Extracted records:
==*==

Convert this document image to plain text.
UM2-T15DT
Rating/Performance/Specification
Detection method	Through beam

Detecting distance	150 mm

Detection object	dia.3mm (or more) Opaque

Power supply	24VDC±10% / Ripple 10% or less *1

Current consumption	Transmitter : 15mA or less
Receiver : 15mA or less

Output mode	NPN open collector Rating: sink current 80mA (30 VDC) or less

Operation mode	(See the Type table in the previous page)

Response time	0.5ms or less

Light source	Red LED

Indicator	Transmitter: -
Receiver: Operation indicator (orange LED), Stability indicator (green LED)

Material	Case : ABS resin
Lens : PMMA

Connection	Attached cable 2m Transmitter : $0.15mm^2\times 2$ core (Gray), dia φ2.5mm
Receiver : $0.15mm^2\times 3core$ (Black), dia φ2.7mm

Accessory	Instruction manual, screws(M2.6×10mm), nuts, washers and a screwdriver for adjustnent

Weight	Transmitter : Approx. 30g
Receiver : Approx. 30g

==*==

* [Work to be completed]: Your task is to return the full listing exactly as it was given.

* [Complete response]:
Convert this document image to plain text.
UM2-T15DT
Rating/Performance/Specification
Detection method	Through beam

Detecting distance	150 mm

Detection object	dia.3mm (or more) Opaque

Power supply	24VDC±10% / Ripple 10% or less *1

Current consumption	Transmitter : 15mA or less
Receiver : 15mA or less

Output mode	NPN open collector Rating: sink current 80mA (30 VDC) or less

Operation mode	(See the Type table in the previous page)

Response time	0.5ms or less

Light source	Red LED

Indicator	Transmitter: -
Receiver: Operation indicator (orange LED), Stability indicator (green LED)

Material	Case : ABS resin
Lens : PMMA

Connection	Attached cable 2m Transmitter : $0.15mm^2\times 2$ core (Gray), dia φ2.5mm
Receiver : $0.15mm^2\times 3core$ (Black), dia φ2.7mm

Accessory	Instruction manual, screws(M2.6×10mm), nuts, washers and a screwdriver for adjustnent

Weight	Transmitter : Approx. 30g
Receiver : Approx. 30g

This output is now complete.